START

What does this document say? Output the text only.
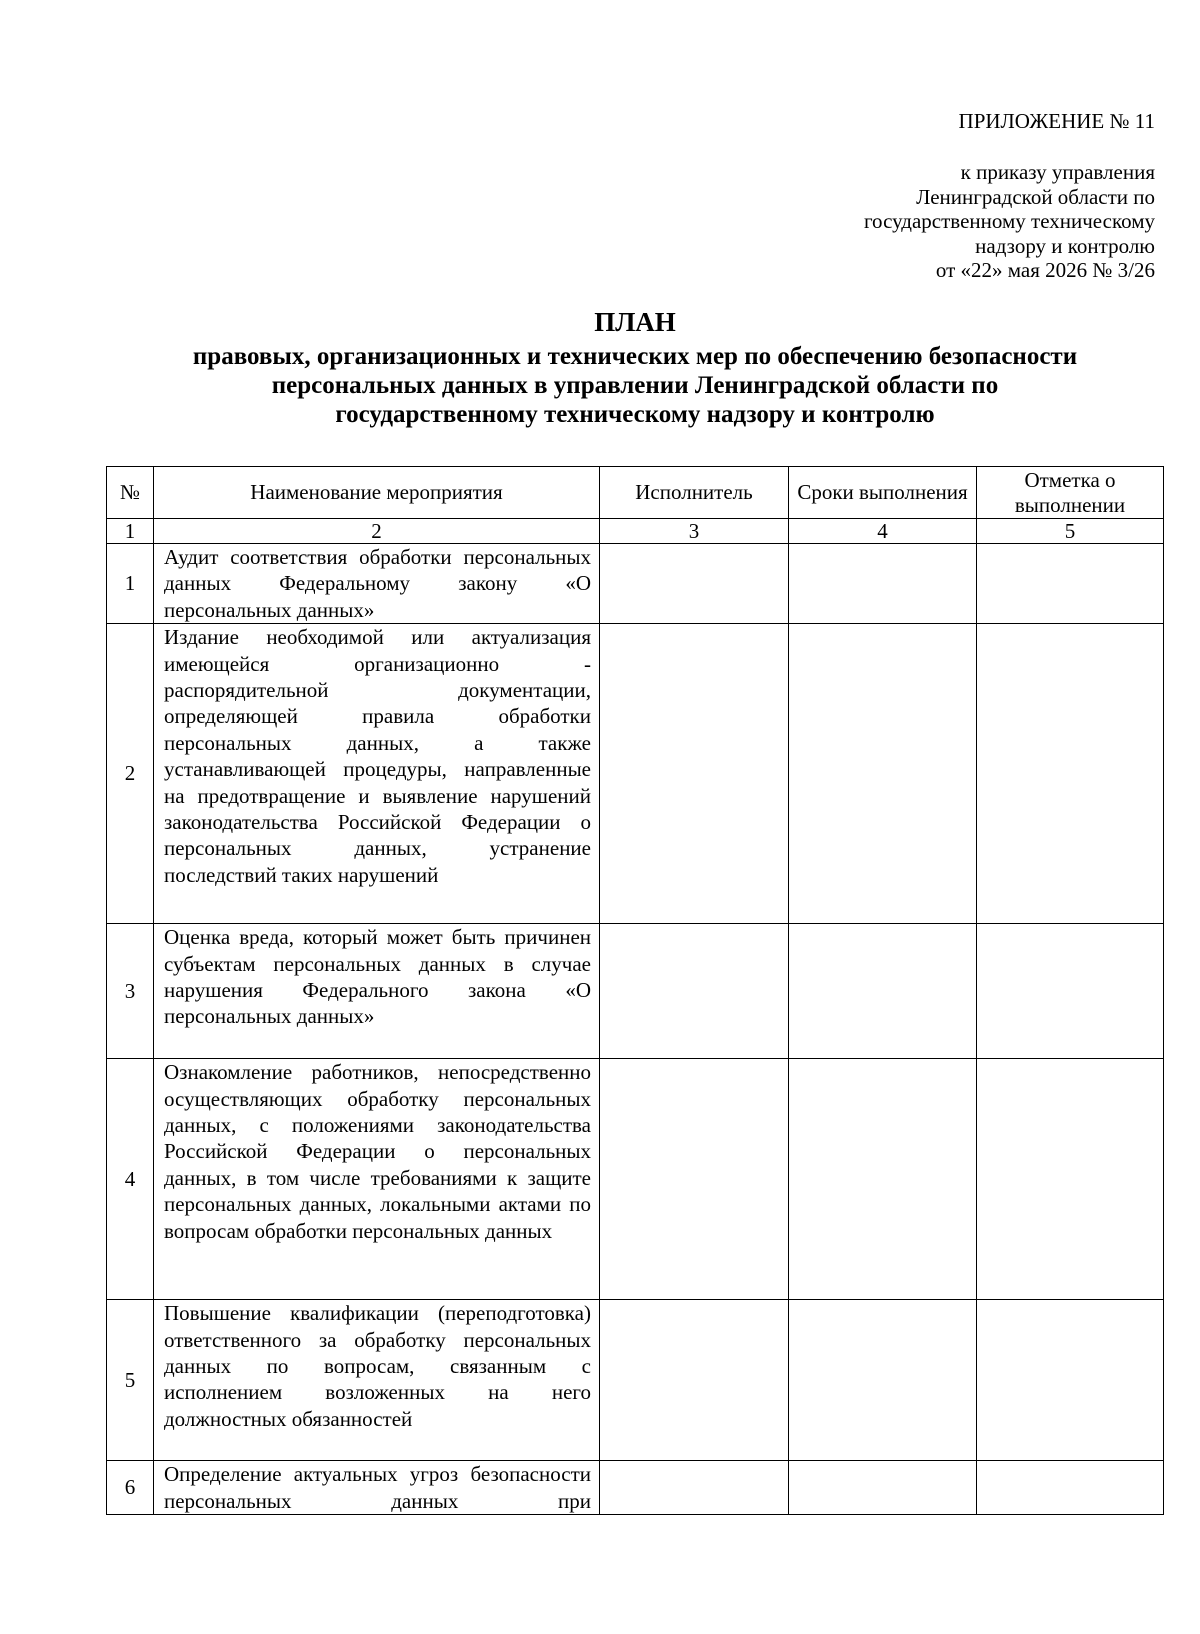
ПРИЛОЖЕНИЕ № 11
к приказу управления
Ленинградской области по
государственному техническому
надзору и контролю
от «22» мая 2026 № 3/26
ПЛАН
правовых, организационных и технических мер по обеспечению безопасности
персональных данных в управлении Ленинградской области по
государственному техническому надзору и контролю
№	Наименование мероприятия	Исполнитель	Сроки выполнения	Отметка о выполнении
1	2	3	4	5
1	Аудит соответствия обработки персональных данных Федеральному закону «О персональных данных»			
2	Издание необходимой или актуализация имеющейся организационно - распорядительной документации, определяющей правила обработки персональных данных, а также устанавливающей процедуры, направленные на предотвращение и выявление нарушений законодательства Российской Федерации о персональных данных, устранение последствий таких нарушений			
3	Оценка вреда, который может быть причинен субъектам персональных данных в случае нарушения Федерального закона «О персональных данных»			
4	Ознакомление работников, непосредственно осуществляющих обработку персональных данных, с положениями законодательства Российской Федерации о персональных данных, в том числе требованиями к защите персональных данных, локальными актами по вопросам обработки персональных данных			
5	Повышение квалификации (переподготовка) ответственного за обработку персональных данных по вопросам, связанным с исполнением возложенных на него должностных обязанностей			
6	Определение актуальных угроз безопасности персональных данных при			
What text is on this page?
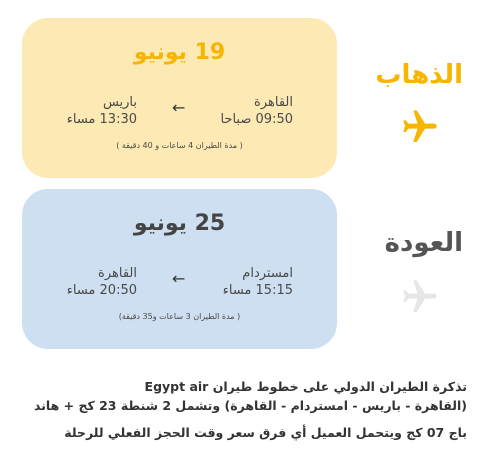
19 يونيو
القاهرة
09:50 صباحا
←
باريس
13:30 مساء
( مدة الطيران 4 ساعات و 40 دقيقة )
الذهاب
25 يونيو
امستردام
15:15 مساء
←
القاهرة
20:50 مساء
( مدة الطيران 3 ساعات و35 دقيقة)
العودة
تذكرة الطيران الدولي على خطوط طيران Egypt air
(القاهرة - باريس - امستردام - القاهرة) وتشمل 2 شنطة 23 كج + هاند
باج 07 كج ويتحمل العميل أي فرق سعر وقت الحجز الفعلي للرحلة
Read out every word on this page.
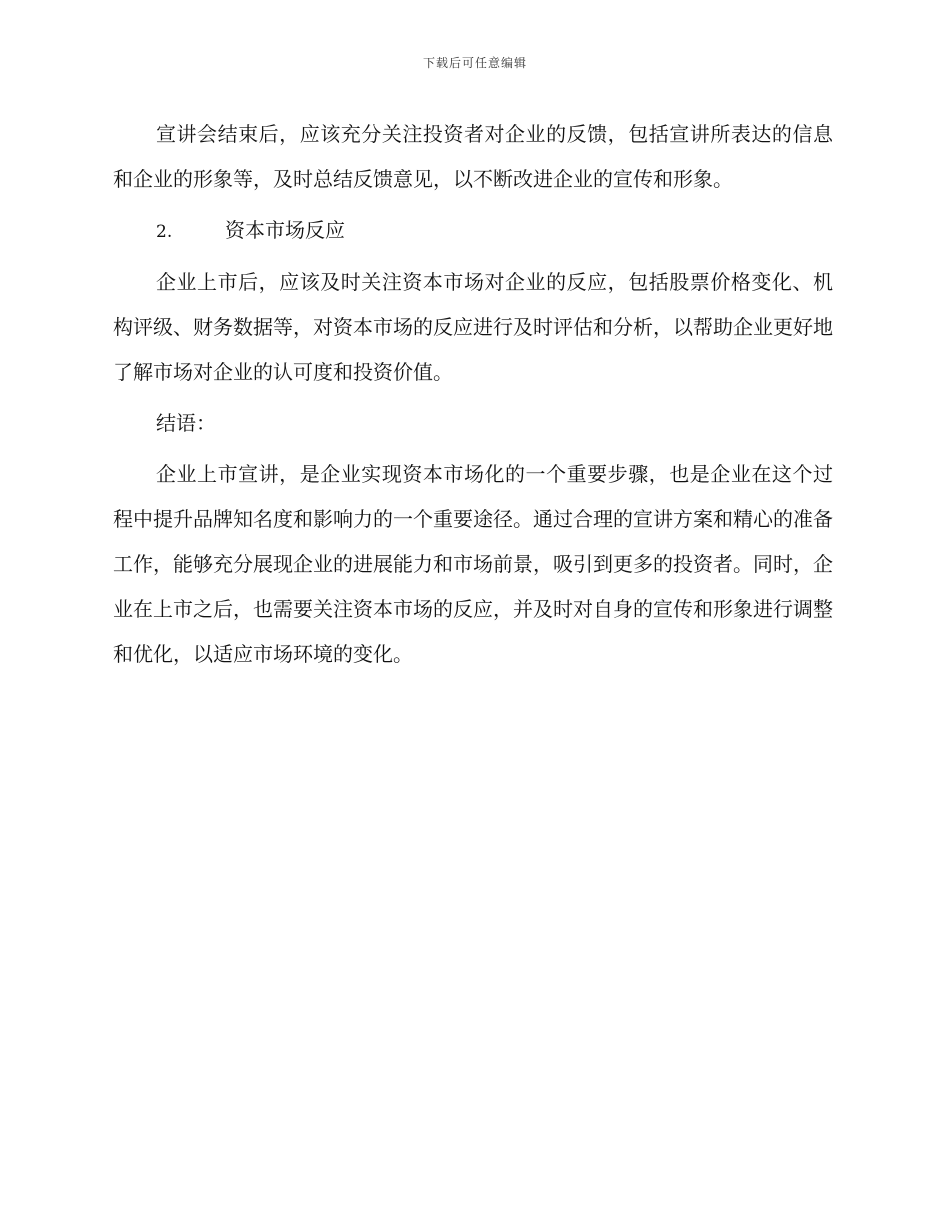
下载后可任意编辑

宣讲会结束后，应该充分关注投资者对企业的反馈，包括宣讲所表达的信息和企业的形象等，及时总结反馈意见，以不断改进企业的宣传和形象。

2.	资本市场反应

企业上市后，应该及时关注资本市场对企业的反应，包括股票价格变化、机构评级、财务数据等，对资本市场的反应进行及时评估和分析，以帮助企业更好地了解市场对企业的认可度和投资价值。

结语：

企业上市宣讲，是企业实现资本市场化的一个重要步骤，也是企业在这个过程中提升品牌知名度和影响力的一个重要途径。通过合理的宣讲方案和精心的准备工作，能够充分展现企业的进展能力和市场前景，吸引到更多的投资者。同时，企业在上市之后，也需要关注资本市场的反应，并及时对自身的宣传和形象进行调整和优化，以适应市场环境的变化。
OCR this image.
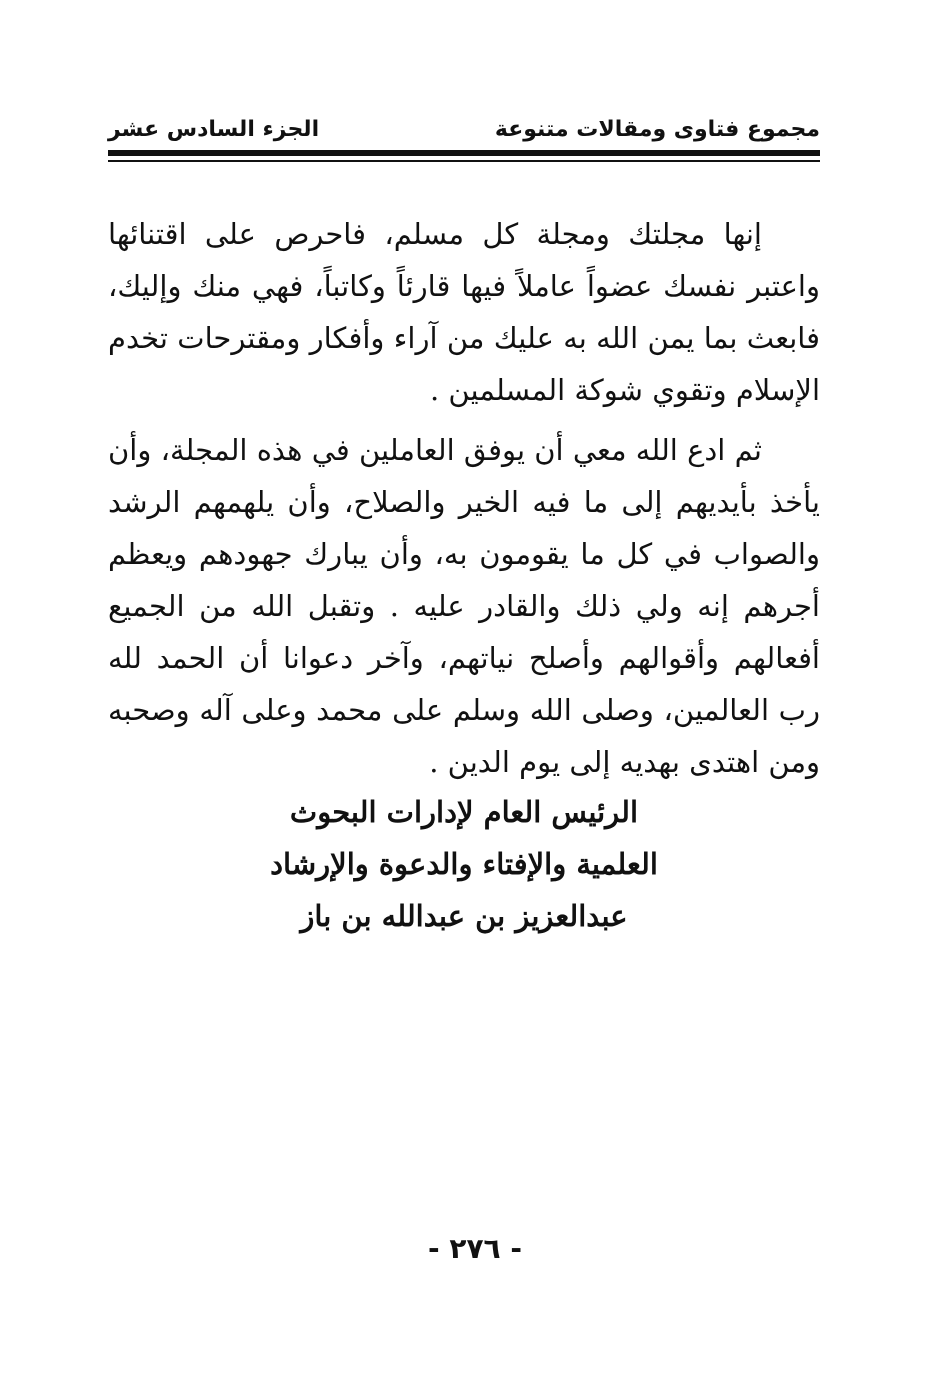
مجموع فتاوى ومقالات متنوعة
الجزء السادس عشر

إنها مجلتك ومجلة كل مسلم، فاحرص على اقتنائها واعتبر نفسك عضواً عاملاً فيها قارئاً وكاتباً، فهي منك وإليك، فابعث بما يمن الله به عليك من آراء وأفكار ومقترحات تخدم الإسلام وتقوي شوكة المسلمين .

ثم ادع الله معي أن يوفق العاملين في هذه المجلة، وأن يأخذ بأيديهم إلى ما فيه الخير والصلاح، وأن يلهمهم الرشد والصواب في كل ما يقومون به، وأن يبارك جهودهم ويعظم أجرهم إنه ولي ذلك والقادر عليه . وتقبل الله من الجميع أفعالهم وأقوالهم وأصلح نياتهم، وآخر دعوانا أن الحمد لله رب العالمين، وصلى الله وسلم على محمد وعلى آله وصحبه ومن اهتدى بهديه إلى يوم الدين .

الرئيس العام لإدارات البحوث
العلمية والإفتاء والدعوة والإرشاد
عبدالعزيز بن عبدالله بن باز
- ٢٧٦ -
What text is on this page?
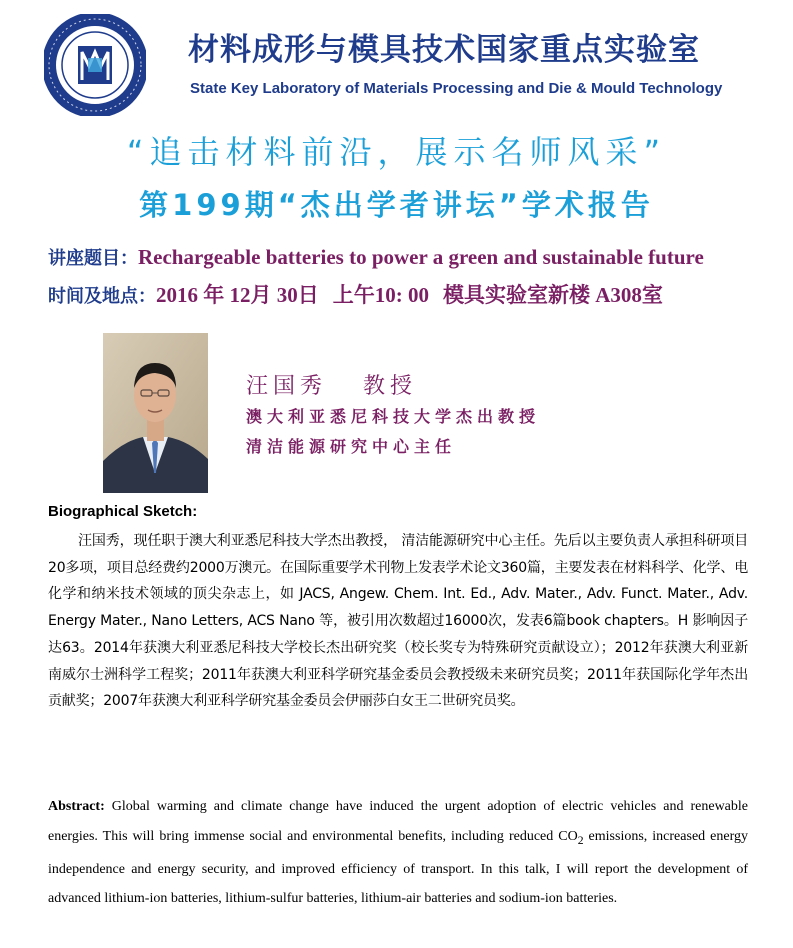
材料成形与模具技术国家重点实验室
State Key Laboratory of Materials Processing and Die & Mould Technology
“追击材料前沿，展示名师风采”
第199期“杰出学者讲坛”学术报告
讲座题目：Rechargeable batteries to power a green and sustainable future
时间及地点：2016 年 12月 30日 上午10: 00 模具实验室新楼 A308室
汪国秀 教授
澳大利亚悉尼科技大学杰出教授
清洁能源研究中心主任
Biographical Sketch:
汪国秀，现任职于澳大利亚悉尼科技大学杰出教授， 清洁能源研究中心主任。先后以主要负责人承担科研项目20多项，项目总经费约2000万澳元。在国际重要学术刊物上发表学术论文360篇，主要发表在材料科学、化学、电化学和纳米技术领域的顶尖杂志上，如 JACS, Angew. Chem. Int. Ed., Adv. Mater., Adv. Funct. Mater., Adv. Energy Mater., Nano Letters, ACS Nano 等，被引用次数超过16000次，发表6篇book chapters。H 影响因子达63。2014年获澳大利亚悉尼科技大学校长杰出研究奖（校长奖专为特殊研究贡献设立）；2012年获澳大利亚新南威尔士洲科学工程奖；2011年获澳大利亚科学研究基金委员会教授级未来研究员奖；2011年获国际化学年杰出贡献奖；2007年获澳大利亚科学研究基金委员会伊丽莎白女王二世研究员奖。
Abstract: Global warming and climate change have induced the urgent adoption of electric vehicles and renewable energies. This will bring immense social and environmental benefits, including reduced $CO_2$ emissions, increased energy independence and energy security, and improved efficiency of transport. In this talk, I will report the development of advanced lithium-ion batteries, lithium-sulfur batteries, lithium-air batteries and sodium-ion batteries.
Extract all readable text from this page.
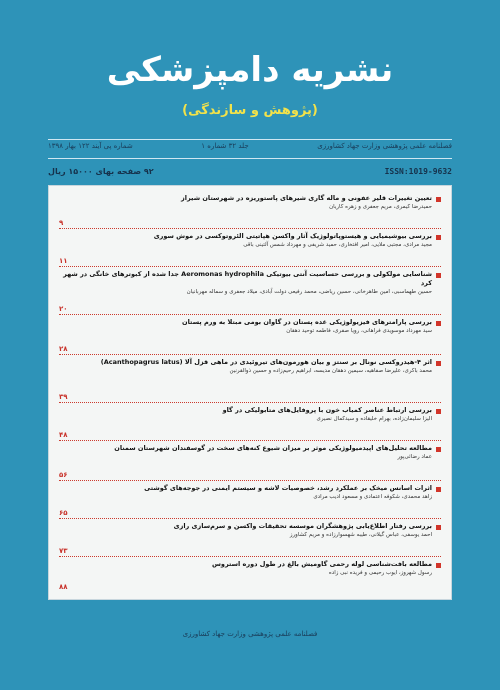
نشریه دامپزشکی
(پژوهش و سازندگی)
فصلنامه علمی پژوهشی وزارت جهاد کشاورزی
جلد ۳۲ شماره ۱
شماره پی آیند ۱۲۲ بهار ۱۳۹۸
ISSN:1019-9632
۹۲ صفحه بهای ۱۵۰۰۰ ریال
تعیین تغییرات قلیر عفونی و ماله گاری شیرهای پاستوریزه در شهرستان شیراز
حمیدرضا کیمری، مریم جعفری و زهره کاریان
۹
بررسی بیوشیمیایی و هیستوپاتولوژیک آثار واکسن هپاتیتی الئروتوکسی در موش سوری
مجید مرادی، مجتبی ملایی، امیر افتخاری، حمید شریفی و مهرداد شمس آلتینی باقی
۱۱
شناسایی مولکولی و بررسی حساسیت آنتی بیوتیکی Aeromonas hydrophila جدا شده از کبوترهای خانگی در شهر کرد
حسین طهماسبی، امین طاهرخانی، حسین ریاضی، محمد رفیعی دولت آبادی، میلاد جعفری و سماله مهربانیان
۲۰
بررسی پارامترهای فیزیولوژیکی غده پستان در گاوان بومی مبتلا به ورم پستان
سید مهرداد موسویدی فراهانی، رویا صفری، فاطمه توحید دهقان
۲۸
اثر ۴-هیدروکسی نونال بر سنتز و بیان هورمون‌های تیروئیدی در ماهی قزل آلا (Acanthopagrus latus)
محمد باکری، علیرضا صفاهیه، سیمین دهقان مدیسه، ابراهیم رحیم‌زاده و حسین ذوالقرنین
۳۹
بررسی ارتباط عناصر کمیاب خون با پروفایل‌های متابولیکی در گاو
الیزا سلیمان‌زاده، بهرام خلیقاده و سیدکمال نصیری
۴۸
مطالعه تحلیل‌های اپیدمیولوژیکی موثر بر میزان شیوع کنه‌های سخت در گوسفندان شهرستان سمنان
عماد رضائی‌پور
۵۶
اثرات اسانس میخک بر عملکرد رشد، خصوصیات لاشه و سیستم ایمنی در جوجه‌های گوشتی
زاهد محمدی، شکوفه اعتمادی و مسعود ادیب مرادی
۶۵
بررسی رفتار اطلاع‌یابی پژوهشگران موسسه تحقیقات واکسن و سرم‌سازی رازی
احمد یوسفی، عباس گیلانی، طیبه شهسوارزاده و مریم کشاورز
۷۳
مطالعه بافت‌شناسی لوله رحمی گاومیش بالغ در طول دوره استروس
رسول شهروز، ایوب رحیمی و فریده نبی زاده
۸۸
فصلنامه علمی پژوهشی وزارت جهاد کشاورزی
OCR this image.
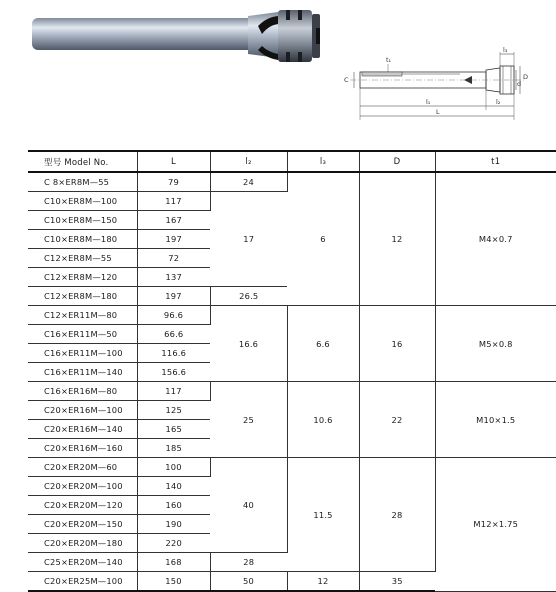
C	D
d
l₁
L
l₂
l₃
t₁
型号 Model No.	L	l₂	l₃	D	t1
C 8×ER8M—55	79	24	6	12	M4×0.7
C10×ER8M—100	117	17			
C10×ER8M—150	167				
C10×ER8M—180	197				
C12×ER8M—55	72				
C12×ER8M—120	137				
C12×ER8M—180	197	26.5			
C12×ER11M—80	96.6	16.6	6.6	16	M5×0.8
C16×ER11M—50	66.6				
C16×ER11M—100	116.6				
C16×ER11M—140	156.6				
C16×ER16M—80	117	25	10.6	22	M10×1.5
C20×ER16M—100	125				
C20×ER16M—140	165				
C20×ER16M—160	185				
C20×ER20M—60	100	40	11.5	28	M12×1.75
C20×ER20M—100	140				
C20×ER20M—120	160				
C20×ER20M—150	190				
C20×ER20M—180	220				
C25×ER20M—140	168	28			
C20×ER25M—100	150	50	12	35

END

_DIRECTION_
State how many lines of the listing above hold the word "text", with nothing but the number.

_RESPONSE BELOW_
4